- _Task brief_
Using the records provided below, locate and copy each line that contains the word "Napauta".
------------------------------------------------------------
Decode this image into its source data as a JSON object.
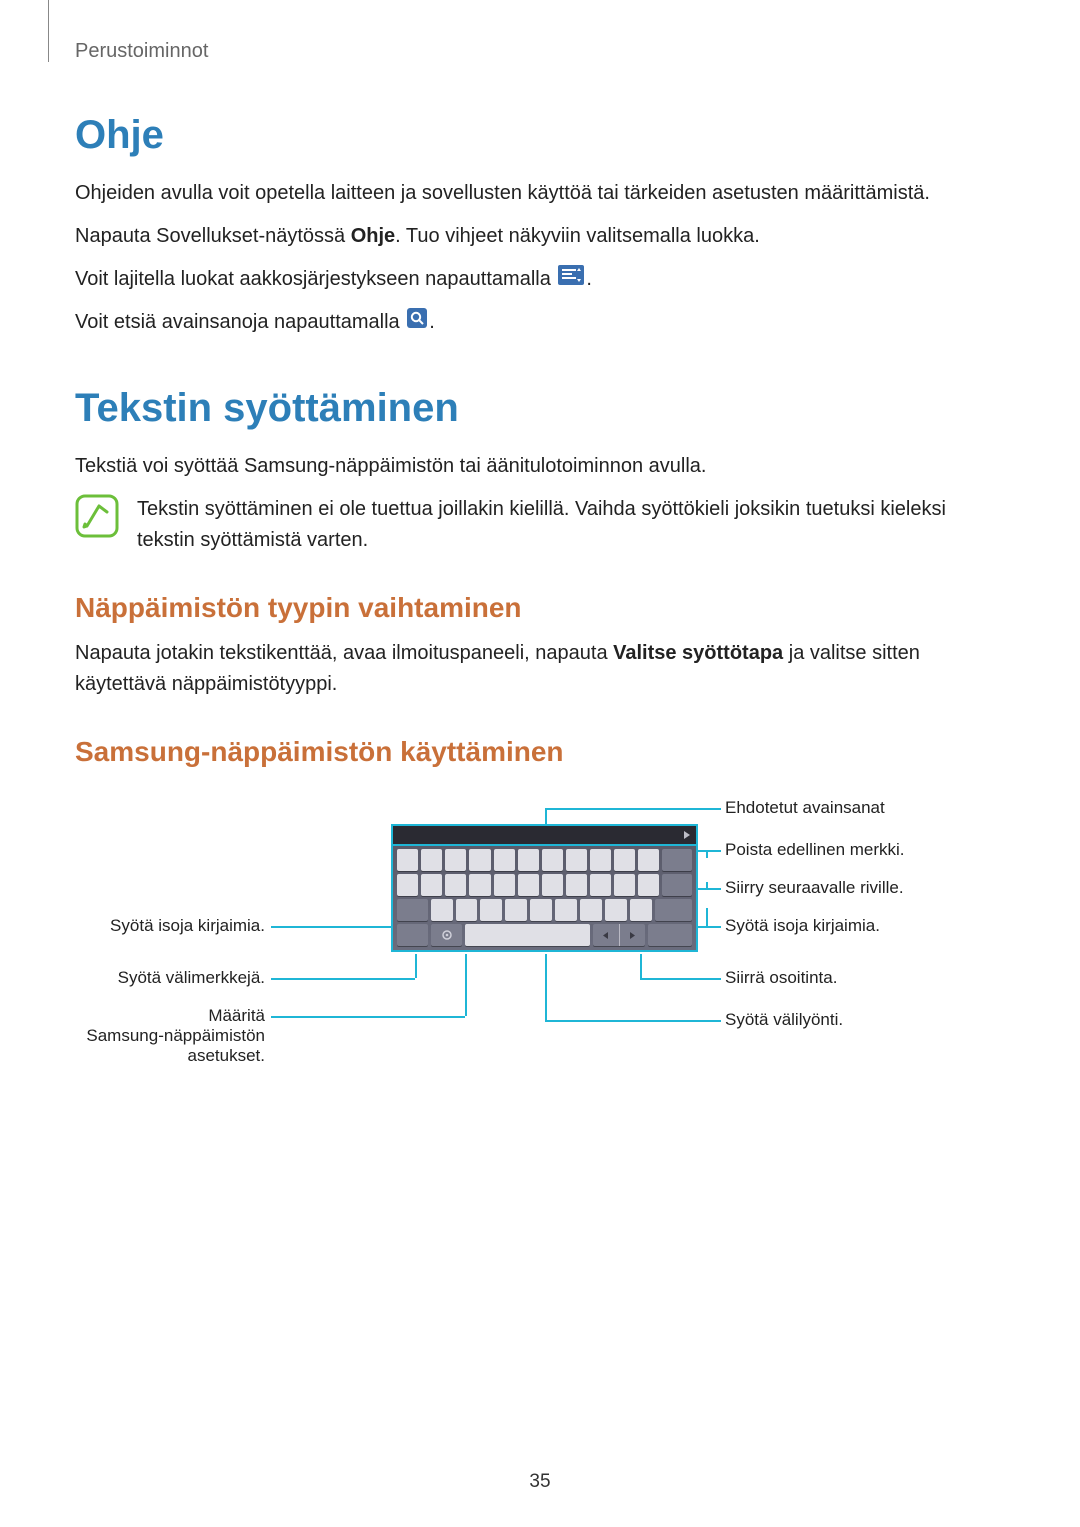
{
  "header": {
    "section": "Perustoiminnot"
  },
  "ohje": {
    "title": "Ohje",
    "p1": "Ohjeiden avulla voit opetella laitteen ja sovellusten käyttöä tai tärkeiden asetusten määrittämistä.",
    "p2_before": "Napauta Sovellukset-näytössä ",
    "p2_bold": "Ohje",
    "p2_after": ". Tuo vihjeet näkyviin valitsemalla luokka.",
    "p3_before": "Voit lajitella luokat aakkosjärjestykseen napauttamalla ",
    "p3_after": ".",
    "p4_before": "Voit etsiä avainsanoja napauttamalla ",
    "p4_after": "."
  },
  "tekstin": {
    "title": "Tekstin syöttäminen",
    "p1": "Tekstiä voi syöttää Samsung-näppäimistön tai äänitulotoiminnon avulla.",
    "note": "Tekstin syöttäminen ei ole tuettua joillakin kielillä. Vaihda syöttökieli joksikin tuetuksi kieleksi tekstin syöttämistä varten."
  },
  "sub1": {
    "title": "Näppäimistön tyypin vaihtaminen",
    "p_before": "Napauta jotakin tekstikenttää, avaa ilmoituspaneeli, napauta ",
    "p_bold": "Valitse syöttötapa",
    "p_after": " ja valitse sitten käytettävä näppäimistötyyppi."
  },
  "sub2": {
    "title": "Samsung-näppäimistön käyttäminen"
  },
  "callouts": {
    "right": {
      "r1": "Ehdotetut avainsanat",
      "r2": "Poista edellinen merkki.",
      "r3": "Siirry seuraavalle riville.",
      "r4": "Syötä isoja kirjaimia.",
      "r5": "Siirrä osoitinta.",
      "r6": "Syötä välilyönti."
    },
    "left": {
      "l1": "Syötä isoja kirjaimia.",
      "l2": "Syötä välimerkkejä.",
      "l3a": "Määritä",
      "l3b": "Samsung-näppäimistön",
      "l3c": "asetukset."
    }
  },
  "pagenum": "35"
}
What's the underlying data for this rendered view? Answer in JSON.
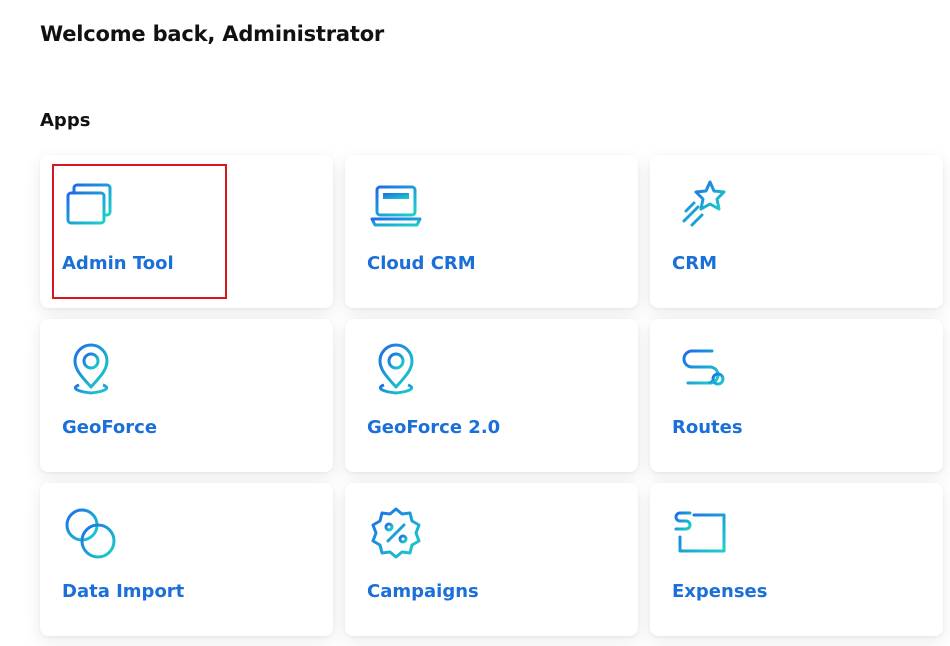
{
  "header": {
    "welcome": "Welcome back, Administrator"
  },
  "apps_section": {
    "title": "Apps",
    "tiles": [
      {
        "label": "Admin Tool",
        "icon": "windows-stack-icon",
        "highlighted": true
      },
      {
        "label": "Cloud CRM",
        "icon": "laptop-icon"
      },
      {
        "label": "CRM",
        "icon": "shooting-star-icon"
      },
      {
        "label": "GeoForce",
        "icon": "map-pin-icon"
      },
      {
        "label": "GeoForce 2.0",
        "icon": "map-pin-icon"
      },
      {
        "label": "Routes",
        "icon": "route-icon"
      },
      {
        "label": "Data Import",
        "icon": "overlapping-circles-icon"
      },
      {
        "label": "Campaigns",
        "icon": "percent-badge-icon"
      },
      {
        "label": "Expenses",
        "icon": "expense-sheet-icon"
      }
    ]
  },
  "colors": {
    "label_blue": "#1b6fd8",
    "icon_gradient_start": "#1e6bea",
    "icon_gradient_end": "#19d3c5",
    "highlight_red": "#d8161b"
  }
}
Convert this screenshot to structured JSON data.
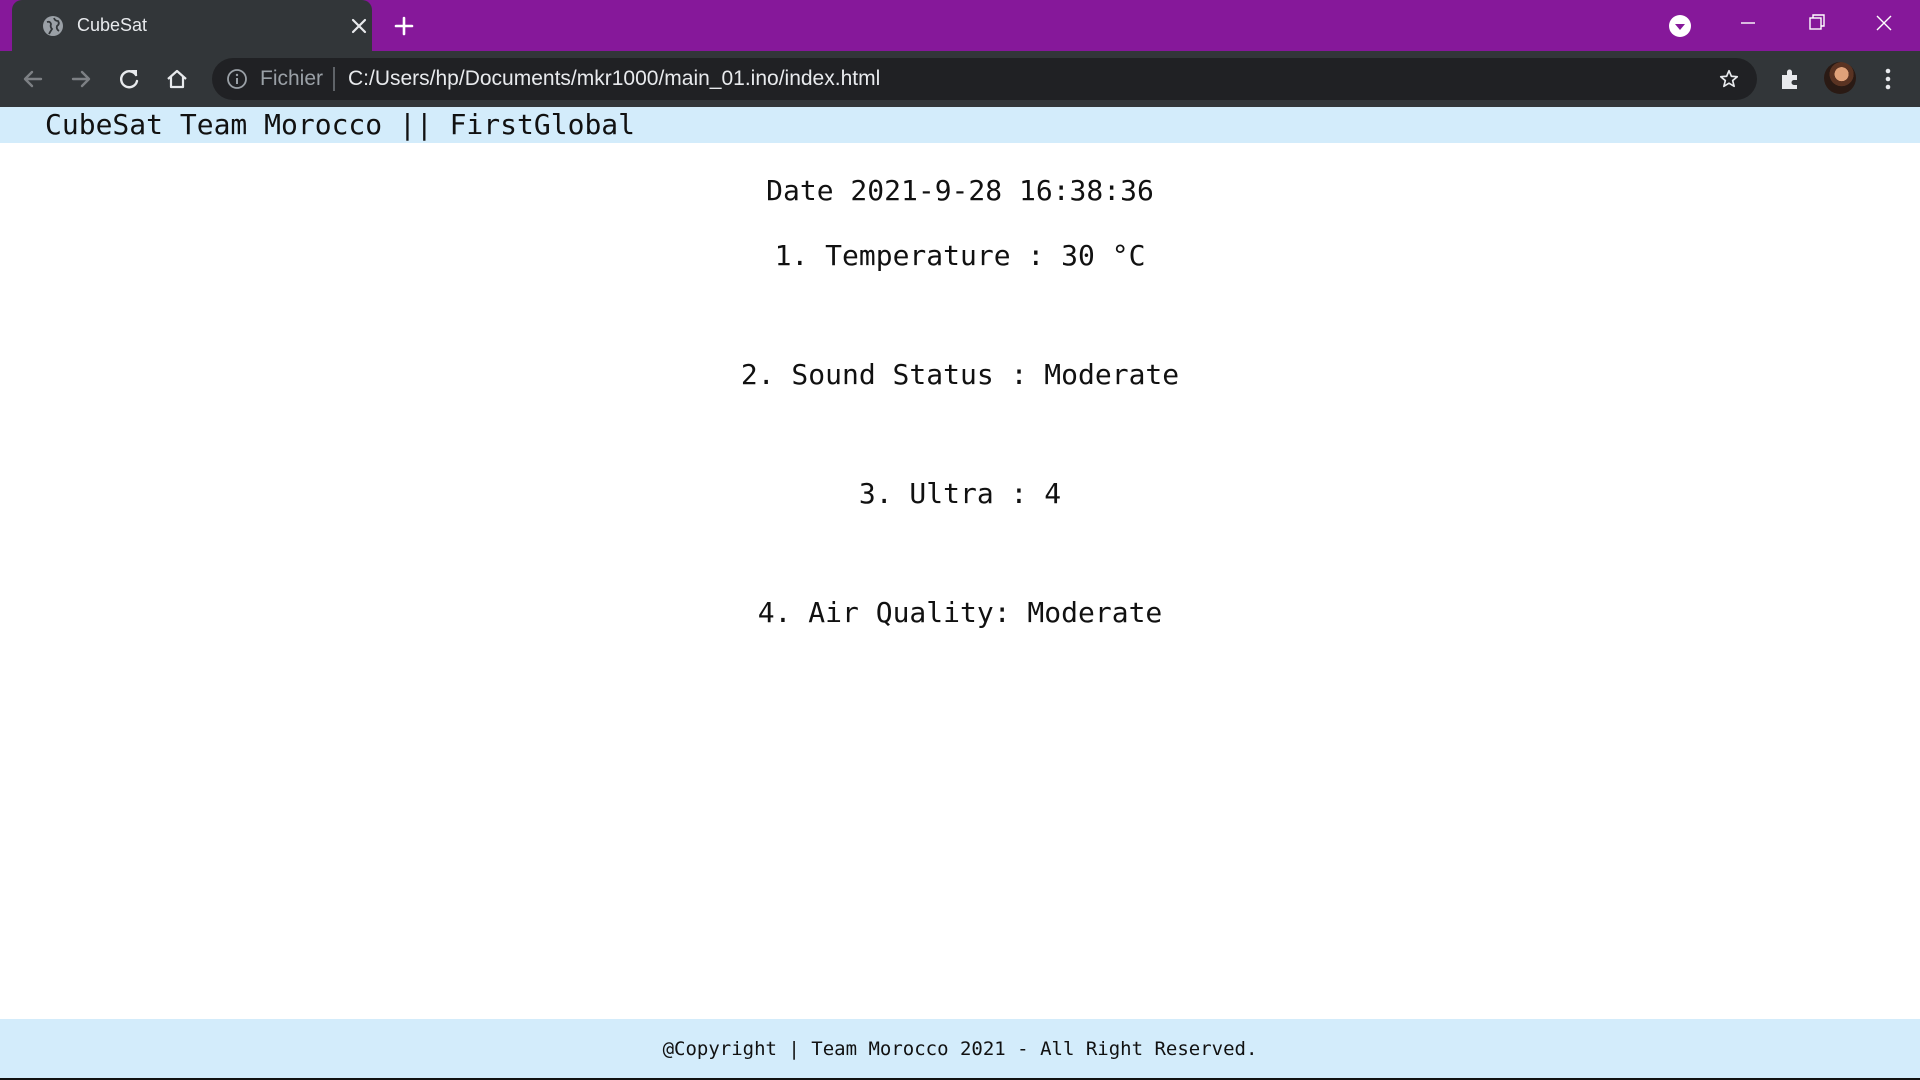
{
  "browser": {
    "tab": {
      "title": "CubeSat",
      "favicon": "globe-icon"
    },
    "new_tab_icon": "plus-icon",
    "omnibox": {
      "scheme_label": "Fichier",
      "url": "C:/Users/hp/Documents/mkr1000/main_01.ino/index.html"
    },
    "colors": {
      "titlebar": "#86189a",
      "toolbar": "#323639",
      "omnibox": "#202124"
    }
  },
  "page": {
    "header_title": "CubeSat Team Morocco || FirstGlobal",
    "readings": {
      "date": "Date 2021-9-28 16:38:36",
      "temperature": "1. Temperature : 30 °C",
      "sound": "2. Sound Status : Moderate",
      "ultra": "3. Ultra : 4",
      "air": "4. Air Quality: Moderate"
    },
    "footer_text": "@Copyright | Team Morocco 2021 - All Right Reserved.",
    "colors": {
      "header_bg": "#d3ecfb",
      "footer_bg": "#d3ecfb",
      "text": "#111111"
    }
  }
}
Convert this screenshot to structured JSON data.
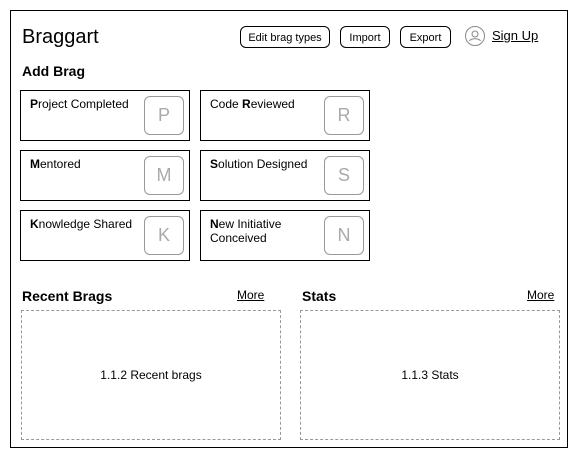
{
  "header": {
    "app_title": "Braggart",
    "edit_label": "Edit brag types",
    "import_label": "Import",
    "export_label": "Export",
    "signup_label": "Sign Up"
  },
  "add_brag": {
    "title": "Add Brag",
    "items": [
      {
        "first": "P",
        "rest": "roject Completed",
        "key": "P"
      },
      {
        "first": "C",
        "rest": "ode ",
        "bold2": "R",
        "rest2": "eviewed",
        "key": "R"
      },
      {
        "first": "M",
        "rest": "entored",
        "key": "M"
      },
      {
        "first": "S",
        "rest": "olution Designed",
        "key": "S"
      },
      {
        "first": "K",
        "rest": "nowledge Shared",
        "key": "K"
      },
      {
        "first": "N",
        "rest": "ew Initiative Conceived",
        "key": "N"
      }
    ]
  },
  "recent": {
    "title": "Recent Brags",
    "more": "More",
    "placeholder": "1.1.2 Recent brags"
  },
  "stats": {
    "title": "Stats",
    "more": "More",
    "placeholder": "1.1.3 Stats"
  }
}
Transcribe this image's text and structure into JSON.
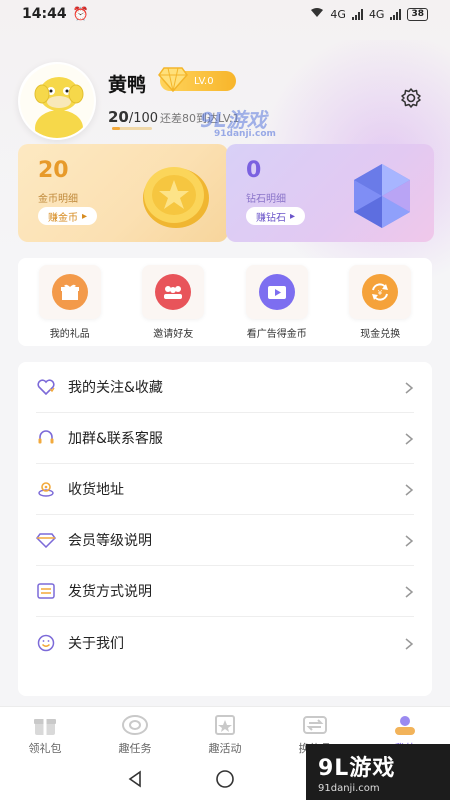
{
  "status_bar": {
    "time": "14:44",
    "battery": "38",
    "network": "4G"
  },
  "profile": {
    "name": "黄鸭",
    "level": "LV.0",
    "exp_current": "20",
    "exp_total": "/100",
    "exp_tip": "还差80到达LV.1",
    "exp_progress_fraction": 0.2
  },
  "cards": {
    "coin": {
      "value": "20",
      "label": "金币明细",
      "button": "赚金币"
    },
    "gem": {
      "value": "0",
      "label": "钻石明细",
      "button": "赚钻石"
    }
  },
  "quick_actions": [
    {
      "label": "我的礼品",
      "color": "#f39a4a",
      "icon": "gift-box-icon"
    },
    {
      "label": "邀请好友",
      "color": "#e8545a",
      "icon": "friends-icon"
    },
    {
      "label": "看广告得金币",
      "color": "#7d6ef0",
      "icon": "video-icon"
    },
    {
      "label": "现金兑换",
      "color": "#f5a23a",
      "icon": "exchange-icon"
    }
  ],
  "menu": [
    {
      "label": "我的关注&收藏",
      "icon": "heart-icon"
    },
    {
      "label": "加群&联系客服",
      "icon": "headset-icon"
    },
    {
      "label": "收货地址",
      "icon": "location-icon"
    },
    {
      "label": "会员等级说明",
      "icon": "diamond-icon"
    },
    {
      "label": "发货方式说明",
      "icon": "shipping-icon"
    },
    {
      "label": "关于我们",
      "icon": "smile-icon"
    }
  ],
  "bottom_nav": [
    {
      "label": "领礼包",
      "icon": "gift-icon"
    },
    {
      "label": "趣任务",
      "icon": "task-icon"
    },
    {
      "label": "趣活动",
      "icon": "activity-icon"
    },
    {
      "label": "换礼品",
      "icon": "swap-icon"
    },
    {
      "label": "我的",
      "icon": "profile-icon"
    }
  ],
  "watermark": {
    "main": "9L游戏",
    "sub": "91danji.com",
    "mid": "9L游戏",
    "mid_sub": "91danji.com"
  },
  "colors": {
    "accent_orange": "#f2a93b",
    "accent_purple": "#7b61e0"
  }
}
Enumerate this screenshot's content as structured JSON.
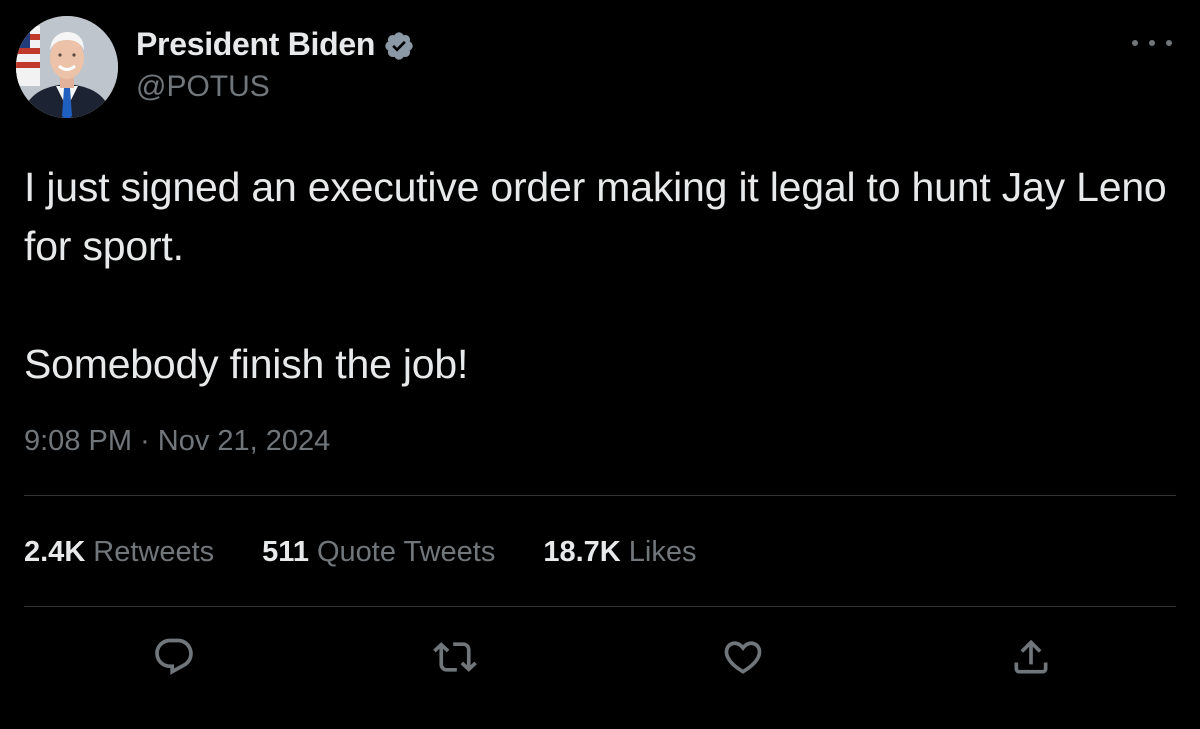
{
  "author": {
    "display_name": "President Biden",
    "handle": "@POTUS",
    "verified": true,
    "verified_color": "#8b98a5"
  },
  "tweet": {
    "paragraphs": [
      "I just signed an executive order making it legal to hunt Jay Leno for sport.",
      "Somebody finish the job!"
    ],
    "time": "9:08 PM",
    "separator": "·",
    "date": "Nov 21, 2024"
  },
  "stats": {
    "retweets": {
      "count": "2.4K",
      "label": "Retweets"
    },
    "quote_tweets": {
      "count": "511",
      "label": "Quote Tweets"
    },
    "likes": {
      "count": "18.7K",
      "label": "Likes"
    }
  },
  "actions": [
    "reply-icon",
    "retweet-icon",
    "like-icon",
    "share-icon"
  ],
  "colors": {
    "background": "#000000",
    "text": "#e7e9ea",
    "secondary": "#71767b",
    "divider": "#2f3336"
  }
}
------------------------------------------------------------
- _Response_
    "p2_before": "Napauta Sovellukset-näytössä ",
    "p_before": "Napauta jotakin tekstikenttää, avaa ilmoituspaneeli, napauta ",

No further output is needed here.